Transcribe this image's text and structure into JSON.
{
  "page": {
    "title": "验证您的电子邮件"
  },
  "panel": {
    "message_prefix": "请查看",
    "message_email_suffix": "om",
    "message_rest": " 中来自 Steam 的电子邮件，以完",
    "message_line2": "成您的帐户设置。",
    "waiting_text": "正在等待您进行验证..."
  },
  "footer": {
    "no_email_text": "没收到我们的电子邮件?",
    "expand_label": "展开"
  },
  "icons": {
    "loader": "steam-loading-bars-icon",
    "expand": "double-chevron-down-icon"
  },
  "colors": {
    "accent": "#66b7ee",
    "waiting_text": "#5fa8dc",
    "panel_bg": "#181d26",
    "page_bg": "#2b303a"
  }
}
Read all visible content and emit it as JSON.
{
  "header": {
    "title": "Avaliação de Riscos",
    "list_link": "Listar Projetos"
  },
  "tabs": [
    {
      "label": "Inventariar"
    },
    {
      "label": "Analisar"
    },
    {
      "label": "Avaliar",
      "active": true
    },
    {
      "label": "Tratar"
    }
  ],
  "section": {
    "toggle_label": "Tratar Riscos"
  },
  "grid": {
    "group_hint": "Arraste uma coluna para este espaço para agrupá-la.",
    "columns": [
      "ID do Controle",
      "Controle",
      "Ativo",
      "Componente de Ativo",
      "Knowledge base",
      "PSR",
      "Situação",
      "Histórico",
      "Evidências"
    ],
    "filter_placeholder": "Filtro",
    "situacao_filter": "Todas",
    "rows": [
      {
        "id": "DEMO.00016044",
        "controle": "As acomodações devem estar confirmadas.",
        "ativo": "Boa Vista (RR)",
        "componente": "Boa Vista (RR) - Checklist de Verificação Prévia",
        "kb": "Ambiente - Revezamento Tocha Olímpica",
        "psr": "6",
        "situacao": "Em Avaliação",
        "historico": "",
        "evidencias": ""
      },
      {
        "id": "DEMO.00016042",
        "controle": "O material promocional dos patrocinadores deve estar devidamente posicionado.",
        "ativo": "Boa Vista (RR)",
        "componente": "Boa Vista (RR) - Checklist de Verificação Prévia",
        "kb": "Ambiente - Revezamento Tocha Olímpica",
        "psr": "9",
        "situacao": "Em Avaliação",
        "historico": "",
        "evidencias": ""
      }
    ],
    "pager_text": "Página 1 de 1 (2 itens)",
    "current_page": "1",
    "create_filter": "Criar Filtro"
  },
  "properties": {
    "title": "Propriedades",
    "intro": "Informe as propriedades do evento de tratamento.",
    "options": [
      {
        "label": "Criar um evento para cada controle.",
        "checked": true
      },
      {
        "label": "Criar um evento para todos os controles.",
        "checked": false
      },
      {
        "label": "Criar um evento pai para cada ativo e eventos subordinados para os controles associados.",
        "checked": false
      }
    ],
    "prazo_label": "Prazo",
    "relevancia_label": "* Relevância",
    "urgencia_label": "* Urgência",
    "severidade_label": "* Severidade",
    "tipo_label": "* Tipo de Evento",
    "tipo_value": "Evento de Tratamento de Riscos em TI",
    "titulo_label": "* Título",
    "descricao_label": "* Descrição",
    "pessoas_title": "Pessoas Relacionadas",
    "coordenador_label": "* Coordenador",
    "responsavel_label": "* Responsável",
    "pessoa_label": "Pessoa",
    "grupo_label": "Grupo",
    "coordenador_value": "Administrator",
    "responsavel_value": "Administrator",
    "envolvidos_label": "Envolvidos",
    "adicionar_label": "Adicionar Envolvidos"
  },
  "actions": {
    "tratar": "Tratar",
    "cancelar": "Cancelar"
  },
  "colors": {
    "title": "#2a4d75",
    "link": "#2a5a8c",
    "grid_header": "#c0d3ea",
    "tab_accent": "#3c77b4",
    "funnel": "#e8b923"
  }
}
▬▬▬▬▬▬
> [The task] Retype the records that precede this task, keeping them exactly the same.

> [Reply to the exercise]
Transcribe this image's text and structure into JSON.
{
  "page": {
    "title": "验证您的电子邮件"
  },
  "panel": {
    "message_prefix": "请查看",
    "message_email_suffix": "om",
    "message_rest": " 中来自 Steam 的电子邮件，以完",
    "message_line2": "成您的帐户设置。",
    "waiting_text": "正在等待您进行验证..."
  },
  "footer": {
    "no_email_text": "没收到我们的电子邮件?",
    "expand_label": "展开"
  },
  "icons": {
    "loader": "steam-loading-bars-icon",
    "expand": "double-chevron-down-icon"
  },
  "colors": {
    "accent": "#66b7ee",
    "waiting_text": "#5fa8dc",
    "panel_bg": "#181d26",
    "page_bg": "#2b303a"
  }
}
Read all visible content and emit it as JSON.
{
  "header": {
    "title": "Avaliação de Riscos",
    "list_link": "Listar Projetos"
  },
  "tabs": [
    {
      "label": "Inventariar"
    },
    {
      "label": "Analisar"
    },
    {
      "label": "Avaliar",
      "active": true
    },
    {
      "label": "Tratar"
    }
  ],
  "section": {
    "toggle_label": "Tratar Riscos"
  },
  "grid": {
    "group_hint": "Arraste uma coluna para este espaço para agrupá-la.",
    "columns": [
      "ID do Controle",
      "Controle",
      "Ativo",
      "Componente de Ativo",
      "Knowledge base",
      "PSR",
      "Situação",
      "Histórico",
      "Evidências"
    ],
    "filter_placeholder": "Filtro",
    "situacao_filter": "Todas",
    "rows": [
      {
        "id": "DEMO.00016044",
        "controle": "As acomodações devem estar confirmadas.",
        "ativo": "Boa Vista (RR)",
        "componente": "Boa Vista (RR) - Checklist de Verificação Prévia",
        "kb": "Ambiente - Revezamento Tocha Olímpica",
        "psr": "6",
        "situacao": "Em Avaliação",
        "historico": "",
        "evidencias": ""
      },
      {
        "id": "DEMO.00016042",
        "controle": "O material promocional dos patrocinadores deve estar devidamente posicionado.",
        "ativo": "Boa Vista (RR)",
        "componente": "Boa Vista (RR) - Checklist de Verificação Prévia",
        "kb": "Ambiente - Revezamento Tocha Olímpica",
        "psr": "9",
        "situacao": "Em Avaliação",
        "historico": "",
        "evidencias": ""
      }
    ],
    "pager_text": "Página 1 de 1 (2 itens)",
    "current_page": "1",
    "create_filter": "Criar Filtro"
  },
  "properties": {
    "title": "Propriedades",
    "intro": "Informe as propriedades do evento de tratamento.",
    "options": [
      {
        "label": "Criar um evento para cada controle.",
        "checked": true
      },
      {
        "label": "Criar um evento para todos os controles.",
        "checked": false
      },
      {
        "label": "Criar um evento pai para cada ativo e eventos subordinados para os controles associados.",
        "checked": false
      }
    ],
    "prazo_label": "Prazo",
    "relevancia_label": "* Relevância",
    "urgencia_label": "* Urgência",
    "severidade_label": "* Severidade",
    "tipo_label": "* Tipo de Evento",
    "tipo_value": "Evento de Tratamento de Riscos em TI",
    "titulo_label": "* Título",
    "descricao_label": "* Descrição",
    "pessoas_title": "Pessoas Relacionadas",
    "coordenador_label": "* Coordenador",
    "responsavel_label": "* Responsável",
    "pessoa_label": "Pessoa",
    "grupo_label": "Grupo",
    "coordenador_value": "Administrator",
    "responsavel_value": "Administrator",
    "envolvidos_label": "Envolvidos",
    "adicionar_label": "Adicionar Envolvidos"
  },
  "actions": {
    "tratar": "Tratar",
    "cancelar": "Cancelar"
  },
  "colors": {
    "title": "#2a4d75",
    "link": "#2a5a8c",
    "grid_header": "#c0d3ea",
    "tab_accent": "#3c77b4",
    "funnel": "#e8b923"
  }
}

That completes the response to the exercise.